(To do) Reproduce the rows below verbatim, starting at the first row and ending at the row containing "33, 1406, 796]".

Stored entries:
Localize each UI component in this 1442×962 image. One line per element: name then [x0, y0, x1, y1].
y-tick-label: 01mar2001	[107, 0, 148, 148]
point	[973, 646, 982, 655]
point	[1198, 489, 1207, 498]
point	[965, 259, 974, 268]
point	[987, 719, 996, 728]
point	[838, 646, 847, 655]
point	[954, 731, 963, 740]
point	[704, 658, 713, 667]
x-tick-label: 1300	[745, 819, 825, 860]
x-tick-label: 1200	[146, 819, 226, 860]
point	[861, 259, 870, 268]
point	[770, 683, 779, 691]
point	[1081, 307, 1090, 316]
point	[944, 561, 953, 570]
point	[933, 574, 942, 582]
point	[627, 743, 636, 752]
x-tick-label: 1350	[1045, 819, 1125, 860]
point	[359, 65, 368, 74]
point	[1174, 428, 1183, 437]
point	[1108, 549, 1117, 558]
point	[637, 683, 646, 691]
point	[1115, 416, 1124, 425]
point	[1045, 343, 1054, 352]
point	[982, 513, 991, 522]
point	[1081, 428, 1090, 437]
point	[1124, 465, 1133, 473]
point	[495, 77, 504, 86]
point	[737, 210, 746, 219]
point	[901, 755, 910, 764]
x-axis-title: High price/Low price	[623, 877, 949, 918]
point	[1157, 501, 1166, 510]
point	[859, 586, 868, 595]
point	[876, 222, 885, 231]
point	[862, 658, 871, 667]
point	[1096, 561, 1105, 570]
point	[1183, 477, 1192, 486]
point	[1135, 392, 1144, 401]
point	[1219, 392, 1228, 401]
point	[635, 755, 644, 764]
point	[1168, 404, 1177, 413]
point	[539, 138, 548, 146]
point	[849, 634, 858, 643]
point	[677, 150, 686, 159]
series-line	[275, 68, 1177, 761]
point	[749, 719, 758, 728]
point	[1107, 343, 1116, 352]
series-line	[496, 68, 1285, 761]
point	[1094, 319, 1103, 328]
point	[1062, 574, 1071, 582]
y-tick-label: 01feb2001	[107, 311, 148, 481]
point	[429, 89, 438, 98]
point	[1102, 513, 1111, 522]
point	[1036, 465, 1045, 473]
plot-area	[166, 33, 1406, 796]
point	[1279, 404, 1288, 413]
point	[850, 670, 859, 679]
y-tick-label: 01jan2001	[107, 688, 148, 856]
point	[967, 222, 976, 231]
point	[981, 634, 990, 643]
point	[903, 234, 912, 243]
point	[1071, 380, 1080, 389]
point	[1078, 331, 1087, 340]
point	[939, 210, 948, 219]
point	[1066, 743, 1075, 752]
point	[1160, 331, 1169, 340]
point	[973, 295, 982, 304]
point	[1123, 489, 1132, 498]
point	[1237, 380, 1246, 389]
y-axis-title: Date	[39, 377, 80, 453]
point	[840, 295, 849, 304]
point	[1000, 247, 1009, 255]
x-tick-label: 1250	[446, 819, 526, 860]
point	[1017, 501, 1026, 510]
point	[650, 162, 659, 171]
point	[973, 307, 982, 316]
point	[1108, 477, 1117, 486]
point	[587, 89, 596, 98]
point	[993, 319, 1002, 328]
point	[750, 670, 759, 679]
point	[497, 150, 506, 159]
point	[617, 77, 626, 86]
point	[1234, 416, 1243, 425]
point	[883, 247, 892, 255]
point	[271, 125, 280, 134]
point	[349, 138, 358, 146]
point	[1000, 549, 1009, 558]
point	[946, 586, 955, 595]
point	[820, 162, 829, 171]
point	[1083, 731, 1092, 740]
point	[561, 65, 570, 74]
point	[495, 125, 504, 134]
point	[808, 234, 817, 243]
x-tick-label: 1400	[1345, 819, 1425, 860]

(Exercise output)
Localize each UI component in this 1442×962 image. One line per element: name then [x0, y0, x1, y1].
y-tick-label: 01mar2001	[107, 0, 148, 148]
point	[973, 646, 982, 655]
point	[1198, 489, 1207, 498]
point	[965, 259, 974, 268]
point	[987, 719, 996, 728]
point	[838, 646, 847, 655]
point	[954, 731, 963, 740]
point	[704, 658, 713, 667]
x-tick-label: 1300	[745, 819, 825, 860]
x-tick-label: 1200	[146, 819, 226, 860]
point	[861, 259, 870, 268]
point	[770, 683, 779, 691]
point	[1081, 307, 1090, 316]
point	[944, 561, 953, 570]
point	[933, 574, 942, 582]
point	[627, 743, 636, 752]
x-tick-label: 1350	[1045, 819, 1125, 860]
point	[359, 65, 368, 74]
point	[1174, 428, 1183, 437]
point	[1108, 549, 1117, 558]
point	[637, 683, 646, 691]
point	[1115, 416, 1124, 425]
point	[1045, 343, 1054, 352]
point	[982, 513, 991, 522]
point	[1081, 428, 1090, 437]
point	[1124, 465, 1133, 473]
point	[495, 77, 504, 86]
point	[737, 210, 746, 219]
point	[901, 755, 910, 764]
x-axis-title: High price/Low price	[623, 877, 949, 918]
point	[1157, 501, 1166, 510]
point	[859, 586, 868, 595]
point	[876, 222, 885, 231]
point	[862, 658, 871, 667]
point	[1096, 561, 1105, 570]
point	[1183, 477, 1192, 486]
point	[1135, 392, 1144, 401]
point	[1219, 392, 1228, 401]
point	[635, 755, 644, 764]
point	[1168, 404, 1177, 413]
point	[539, 138, 548, 146]
point	[849, 634, 858, 643]
point	[677, 150, 686, 159]
series-line	[275, 68, 1177, 761]
point	[749, 719, 758, 728]
point	[1107, 343, 1116, 352]
series-line	[496, 68, 1285, 761]
point	[1094, 319, 1103, 328]
point	[1062, 574, 1071, 582]
y-tick-label: 01feb2001	[107, 311, 148, 481]
point	[429, 89, 438, 98]
point	[1102, 513, 1111, 522]
point	[1036, 465, 1045, 473]
plot-area	[166, 33, 1406, 796]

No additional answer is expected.